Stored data
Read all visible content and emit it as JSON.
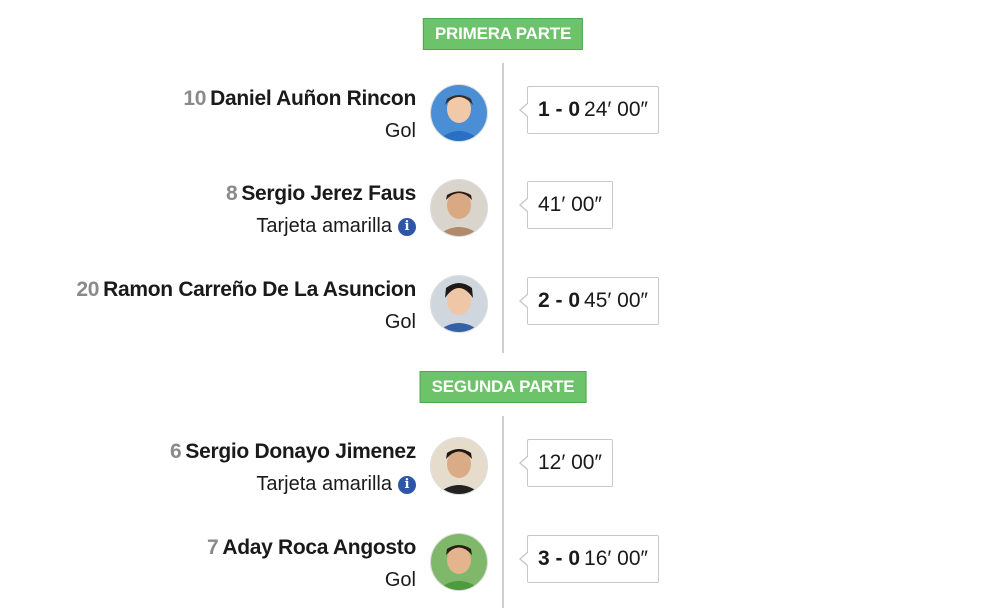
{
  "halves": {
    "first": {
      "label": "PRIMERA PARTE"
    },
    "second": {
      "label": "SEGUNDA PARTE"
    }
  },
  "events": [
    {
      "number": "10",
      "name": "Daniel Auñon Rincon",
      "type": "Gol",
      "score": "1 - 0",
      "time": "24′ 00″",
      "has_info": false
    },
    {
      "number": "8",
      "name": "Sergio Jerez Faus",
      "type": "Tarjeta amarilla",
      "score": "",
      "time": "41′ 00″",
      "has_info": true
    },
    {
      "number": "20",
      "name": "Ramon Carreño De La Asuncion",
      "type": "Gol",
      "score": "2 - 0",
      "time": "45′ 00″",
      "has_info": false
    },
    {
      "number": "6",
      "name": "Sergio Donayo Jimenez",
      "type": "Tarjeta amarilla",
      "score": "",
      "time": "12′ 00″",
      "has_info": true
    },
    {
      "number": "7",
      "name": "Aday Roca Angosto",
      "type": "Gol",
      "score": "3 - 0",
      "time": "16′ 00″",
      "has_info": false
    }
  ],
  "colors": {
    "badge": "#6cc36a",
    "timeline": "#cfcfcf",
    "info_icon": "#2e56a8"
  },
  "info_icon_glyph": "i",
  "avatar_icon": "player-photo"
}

- [GOAL] Copy out each line in the preceding records that contains "score".

- [WRITTEN ANSWER]
      "score": "1 - 0",
      "score": "",
      "score": "2 - 0",
      "score": "",
      "score": "3 - 0",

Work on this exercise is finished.